• [研读文本]:
☆ ☆ ☆ ☆ ☆
CN111153969A

CN111153969A - 一种肉毒毒素抗原蛋白、重组载体及其应用

Info

Publication number: CN111153969A
Application number: CN202010033332.5A
Authority: CN
Inventors: 章金勇; 罗萍; 程平; 敬海明; 庄园; 邹全明
Original assignee: Army Medical University
Current assignee: Army Medical University
Priority date: 2020-01-13
Filing date: 2020-01-13
Publication date: 2020-05-15
Anticipated expiration: 2040-01-13
Also published as: CN111153969B

Abstract

本发明公开了一种肉毒毒素抗原蛋白BoNT‑Ag，所述抗原蛋白氨基酸序列为SEQ ID NO:2，编码该肉毒毒素抗原蛋白的基因优化后的核苷酸序列为SEQ ID NO:1。本发明还公开表达该抗原蛋白的重组载体、宿主菌，并进一步公开了该抗原蛋白的分离纯化方法和应用。采用本发明所述方法制备的抗原蛋白可有效刺激机体产生较高的体液免疫应答，可作为肉毒毒素疫苗的候选抗原。

Description

一种肉毒毒素抗原蛋白、重组载体及其应用

技术领域

本申请涉及生物制药和多肽合成技术领域，具体涉及一种用于制备肉毒毒素疫苗的候选抗原蛋白和重组载体，以及该抗原蛋白在制备肉毒毒素重组蛋白疫苗中的应用。
☆ ☆ ☆ ☆ ☆
集合中存储的条目:
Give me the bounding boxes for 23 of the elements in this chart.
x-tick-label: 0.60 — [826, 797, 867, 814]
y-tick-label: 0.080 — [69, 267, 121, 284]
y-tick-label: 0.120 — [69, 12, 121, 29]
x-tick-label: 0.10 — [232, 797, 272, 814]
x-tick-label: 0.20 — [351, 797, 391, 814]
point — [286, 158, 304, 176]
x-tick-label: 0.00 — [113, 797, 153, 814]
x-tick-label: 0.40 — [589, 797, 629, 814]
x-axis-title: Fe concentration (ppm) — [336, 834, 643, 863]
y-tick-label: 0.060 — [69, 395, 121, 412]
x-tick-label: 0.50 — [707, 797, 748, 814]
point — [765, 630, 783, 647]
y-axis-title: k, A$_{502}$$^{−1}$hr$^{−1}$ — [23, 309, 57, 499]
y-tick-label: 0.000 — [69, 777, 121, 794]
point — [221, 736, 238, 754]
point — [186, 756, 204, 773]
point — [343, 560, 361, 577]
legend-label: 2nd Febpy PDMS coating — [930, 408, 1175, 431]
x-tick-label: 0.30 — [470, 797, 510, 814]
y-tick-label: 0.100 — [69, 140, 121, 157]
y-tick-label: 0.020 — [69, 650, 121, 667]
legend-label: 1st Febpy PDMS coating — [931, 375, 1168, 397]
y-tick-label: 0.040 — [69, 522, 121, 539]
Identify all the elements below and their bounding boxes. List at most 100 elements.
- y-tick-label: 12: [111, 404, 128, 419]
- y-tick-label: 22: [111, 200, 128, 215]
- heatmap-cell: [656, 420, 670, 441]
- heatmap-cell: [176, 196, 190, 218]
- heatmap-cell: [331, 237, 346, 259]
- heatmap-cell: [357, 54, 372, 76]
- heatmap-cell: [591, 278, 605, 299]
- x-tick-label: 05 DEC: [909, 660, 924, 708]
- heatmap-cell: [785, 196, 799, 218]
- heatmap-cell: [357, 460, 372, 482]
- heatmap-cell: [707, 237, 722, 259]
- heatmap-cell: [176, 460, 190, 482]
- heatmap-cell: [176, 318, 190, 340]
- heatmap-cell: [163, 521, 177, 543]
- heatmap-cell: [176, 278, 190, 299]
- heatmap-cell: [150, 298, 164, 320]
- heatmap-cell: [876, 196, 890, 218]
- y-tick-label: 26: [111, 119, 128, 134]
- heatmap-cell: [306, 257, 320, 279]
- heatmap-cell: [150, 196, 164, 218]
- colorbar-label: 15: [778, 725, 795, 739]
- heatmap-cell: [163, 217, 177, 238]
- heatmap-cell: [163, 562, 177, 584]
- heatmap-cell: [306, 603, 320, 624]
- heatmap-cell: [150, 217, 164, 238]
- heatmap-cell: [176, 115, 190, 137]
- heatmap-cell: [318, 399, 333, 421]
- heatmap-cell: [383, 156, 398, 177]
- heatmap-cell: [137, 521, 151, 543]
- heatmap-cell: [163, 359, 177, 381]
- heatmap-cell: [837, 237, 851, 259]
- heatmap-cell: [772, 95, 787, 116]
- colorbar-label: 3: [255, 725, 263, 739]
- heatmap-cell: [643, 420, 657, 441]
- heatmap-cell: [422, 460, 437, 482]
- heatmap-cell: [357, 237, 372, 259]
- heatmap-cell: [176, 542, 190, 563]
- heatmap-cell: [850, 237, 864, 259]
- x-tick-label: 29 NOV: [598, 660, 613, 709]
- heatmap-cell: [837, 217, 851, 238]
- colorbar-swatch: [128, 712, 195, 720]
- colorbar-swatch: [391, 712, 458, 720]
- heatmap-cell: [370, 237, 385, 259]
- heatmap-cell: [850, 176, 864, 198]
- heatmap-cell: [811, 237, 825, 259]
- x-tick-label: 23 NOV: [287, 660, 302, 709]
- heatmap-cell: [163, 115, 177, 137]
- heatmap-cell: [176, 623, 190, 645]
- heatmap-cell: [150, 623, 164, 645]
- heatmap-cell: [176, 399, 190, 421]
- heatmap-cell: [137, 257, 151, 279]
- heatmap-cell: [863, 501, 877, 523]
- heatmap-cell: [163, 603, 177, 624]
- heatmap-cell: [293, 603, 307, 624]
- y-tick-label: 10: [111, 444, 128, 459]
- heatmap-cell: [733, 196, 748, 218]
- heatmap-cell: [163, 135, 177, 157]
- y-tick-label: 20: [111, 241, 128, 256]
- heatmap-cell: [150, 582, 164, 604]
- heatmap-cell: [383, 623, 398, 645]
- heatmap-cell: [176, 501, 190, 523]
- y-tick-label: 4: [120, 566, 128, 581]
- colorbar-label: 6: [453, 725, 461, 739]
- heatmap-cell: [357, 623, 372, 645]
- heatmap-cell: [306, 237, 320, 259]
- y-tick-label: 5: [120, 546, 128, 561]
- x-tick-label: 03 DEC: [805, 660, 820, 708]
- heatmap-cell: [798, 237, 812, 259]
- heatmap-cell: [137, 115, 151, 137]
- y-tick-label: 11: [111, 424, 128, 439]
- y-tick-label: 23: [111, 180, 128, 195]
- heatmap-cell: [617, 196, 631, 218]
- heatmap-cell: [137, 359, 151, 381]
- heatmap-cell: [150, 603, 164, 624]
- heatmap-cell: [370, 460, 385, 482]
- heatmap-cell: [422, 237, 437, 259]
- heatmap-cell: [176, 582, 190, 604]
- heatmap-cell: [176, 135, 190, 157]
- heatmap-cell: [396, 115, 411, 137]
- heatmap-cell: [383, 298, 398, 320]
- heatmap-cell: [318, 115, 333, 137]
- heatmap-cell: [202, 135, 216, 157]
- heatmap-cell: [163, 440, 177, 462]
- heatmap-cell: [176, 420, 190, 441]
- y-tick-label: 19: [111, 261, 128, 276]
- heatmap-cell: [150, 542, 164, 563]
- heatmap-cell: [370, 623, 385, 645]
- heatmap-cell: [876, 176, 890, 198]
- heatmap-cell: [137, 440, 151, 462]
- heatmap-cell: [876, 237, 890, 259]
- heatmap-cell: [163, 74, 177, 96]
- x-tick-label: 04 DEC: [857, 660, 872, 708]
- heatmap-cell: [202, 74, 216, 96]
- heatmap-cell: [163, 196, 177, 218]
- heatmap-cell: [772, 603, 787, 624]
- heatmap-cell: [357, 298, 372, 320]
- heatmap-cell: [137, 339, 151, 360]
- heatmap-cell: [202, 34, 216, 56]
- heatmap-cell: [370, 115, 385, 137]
☆ ☆ ☆ ☆ ☆
• [思考题]:
#1 根据这篇专利文本回答以下问题：
(a) 发明人名单中排在第一位的是谁？
(b) 该专利的优先权日是哪一天？
(c) 肉毒毒素抗原蛋白BoNT‑Ag的氨基酸序列是哪一个序列编号？
#2 以下说法与这篇专利文本是否相符？请逐条回答“是”或“否”，并原样引用文中起决定作用的字句。
(a) 该专利的原始受让人与当前受让人是同一家机构。
(b) 编码该抗原蛋白的基因优化后的核苷酸序列为SEQ ID NO:2。
(c) 该专利的预计到期日为2040-01-13。
#3 把这篇专利文本中以“本发明公开了一种肉毒毒素抗原蛋白BoNT‑Ag”开头的那一段改写成要点列表，保留其主要事实。

• [习题解答]:
#1
(a) 章金勇
(b) 2020-01-13
(c) SEQ ID NO:2

#2
(a) 是。“Original assignee: Army Medical University”“Current assignee: Army Medical University”
(b) 否。“编码该肉毒毒素抗原蛋白的基因优化后的核苷酸序列为SEQ ID NO:1”
(c) 是。“Anticipated expiration: 2040-01-13”

#3
- 公开了一种肉毒毒素抗原蛋白BoNT‑Ag，其氨基酸序列为SEQ ID NO:2。
- 编码该蛋白的基因经优化后的核苷酸序列为SEQ ID NO:1。
- 还公开了表达该抗原蛋白的重组载体和宿主菌，以及该蛋白的分离纯化方法和应用。
- 按此方法制备的抗原蛋白能有效刺激机体产生较高的体液免疫应答。
- 该蛋白可作为肉毒毒素疫苗的候选抗原。